Items listed in a dataset
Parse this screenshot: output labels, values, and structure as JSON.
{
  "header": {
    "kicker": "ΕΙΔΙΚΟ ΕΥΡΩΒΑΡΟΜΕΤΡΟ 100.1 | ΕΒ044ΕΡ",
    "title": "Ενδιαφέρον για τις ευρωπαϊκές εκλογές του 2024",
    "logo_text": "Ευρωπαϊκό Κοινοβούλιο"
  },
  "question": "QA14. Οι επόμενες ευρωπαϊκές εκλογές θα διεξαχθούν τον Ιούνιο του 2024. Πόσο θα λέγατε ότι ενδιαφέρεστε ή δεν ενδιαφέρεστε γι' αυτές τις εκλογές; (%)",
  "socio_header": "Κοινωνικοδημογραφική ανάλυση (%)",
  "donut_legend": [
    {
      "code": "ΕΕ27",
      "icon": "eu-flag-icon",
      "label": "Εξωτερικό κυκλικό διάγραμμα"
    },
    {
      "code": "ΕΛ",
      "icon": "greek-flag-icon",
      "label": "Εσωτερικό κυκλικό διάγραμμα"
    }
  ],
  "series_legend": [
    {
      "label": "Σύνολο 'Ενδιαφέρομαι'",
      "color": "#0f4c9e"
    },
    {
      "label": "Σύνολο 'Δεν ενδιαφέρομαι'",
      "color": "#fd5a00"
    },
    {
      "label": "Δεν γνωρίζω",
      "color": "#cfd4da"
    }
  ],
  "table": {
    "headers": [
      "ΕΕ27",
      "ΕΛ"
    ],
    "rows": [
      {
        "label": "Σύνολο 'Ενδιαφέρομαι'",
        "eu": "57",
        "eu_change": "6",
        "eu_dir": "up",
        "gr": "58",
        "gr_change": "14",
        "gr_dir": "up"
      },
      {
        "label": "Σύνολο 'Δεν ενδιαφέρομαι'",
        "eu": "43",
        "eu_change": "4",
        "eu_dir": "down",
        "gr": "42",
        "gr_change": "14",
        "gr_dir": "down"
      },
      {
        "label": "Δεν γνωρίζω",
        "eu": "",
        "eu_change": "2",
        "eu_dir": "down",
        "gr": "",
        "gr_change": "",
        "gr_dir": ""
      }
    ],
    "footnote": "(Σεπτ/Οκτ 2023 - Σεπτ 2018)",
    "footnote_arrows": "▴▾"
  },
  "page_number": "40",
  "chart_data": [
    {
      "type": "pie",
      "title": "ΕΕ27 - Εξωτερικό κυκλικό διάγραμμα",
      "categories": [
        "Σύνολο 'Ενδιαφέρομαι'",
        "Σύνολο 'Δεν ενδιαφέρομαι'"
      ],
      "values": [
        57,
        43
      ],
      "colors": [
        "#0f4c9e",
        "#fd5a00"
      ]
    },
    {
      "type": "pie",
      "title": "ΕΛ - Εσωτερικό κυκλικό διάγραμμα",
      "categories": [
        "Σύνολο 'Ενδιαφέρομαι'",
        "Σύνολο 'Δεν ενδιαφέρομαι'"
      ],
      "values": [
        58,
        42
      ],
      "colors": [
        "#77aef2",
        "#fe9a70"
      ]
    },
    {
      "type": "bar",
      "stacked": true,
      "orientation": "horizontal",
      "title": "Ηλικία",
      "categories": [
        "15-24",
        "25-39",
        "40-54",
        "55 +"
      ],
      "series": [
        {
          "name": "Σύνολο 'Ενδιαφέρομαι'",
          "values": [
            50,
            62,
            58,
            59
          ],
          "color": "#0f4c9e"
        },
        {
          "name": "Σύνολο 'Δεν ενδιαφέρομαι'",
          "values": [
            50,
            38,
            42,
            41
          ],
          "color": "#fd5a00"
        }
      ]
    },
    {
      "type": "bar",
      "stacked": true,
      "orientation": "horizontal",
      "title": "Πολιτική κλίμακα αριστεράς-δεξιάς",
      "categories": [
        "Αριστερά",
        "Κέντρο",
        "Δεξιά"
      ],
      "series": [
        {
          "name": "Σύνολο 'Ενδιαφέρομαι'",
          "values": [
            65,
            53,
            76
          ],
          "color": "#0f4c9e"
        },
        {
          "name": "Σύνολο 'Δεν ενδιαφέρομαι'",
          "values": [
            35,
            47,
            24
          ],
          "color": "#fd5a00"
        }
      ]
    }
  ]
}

Given request:
Reproduce the entire listing word for word.

The response:
Parse this screenshot: output labels, values, and structure as JSON.
{
  "header": {
    "kicker": "ΕΙΔΙΚΟ ΕΥΡΩΒΑΡΟΜΕΤΡΟ 100.1 | ΕΒ044ΕΡ",
    "title": "Ενδιαφέρον για τις ευρωπαϊκές εκλογές του 2024",
    "logo_text": "Ευρωπαϊκό Κοινοβούλιο"
  },
  "question": "QA14. Οι επόμενες ευρωπαϊκές εκλογές θα διεξαχθούν τον Ιούνιο του 2024. Πόσο θα λέγατε ότι ενδιαφέρεστε ή δεν ενδιαφέρεστε γι' αυτές τις εκλογές; (%)",
  "socio_header": "Κοινωνικοδημογραφική ανάλυση (%)",
  "donut_legend": [
    {
      "code": "ΕΕ27",
      "icon": "eu-flag-icon",
      "label": "Εξωτερικό κυκλικό διάγραμμα"
    },
    {
      "code": "ΕΛ",
      "icon": "greek-flag-icon",
      "label": "Εσωτερικό κυκλικό διάγραμμα"
    }
  ],
  "series_legend": [
    {
      "label": "Σύνολο 'Ενδιαφέρομαι'",
      "color": "#0f4c9e"
    },
    {
      "label": "Σύνολο 'Δεν ενδιαφέρομαι'",
      "color": "#fd5a00"
    },
    {
      "label": "Δεν γνωρίζω",
      "color": "#cfd4da"
    }
  ],
  "table": {
    "headers": [
      "ΕΕ27",
      "ΕΛ"
    ],
    "rows": [
      {
        "label": "Σύνολο 'Ενδιαφέρομαι'",
        "eu": "57",
        "eu_change": "6",
        "eu_dir": "up",
        "gr": "58",
        "gr_change": "14",
        "gr_dir": "up"
      },
      {
        "label": "Σύνολο 'Δεν ενδιαφέρομαι'",
        "eu": "43",
        "eu_change": "4",
        "eu_dir": "down",
        "gr": "42",
        "gr_change": "14",
        "gr_dir": "down"
      },
      {
        "label": "Δεν γνωρίζω",
        "eu": "",
        "eu_change": "2",
        "eu_dir": "down",
        "gr": "",
        "gr_change": "",
        "gr_dir": ""
      }
    ],
    "footnote": "(Σεπτ/Οκτ 2023 - Σεπτ 2018)",
    "footnote_arrows": "▴▾"
  },
  "page_number": "40",
  "chart_data": [
    {
      "type": "pie",
      "title": "ΕΕ27 - Εξωτερικό κυκλικό διάγραμμα",
      "categories": [
        "Σύνολο 'Ενδιαφέρομαι'",
        "Σύνολο 'Δεν ενδιαφέρομαι'"
      ],
      "values": [
        57,
        43
      ],
      "colors": [
        "#0f4c9e",
        "#fd5a00"
      ]
    },
    {
      "type": "pie",
      "title": "ΕΛ - Εσωτερικό κυκλικό διάγραμμα",
      "categories": [
        "Σύνολο 'Ενδιαφέρομαι'",
        "Σύνολο 'Δεν ενδιαφέρομαι'"
      ],
      "values": [
        58,
        42
      ],
      "colors": [
        "#77aef2",
        "#fe9a70"
      ]
    },
    {
      "type": "bar",
      "stacked": true,
      "orientation": "horizontal",
      "title": "Ηλικία",
      "categories": [
        "15-24",
        "25-39",
        "40-54",
        "55 +"
      ],
      "series": [
        {
          "name": "Σύνολο 'Ενδιαφέρομαι'",
          "values": [
            50,
            62,
            58,
            59
          ],
          "color": "#0f4c9e"
        },
        {
          "name": "Σύνολο 'Δεν ενδιαφέρομαι'",
          "values": [
            50,
            38,
            42,
            41
          ],
          "color": "#fd5a00"
        }
      ]
    },
    {
      "type": "bar",
      "stacked": true,
      "orientation": "horizontal",
      "title": "Πολιτική κλίμακα αριστεράς-δεξιάς",
      "categories": [
        "Αριστερά",
        "Κέντρο",
        "Δεξιά"
      ],
      "series": [
        {
          "name": "Σύνολο 'Ενδιαφέρομαι'",
          "values": [
            65,
            53,
            76
          ],
          "color": "#0f4c9e"
        },
        {
          "name": "Σύνολο 'Δεν ενδιαφέρομαι'",
          "values": [
            35,
            47,
            24
          ],
          "color": "#fd5a00"
        }
      ]
    }
  ]
}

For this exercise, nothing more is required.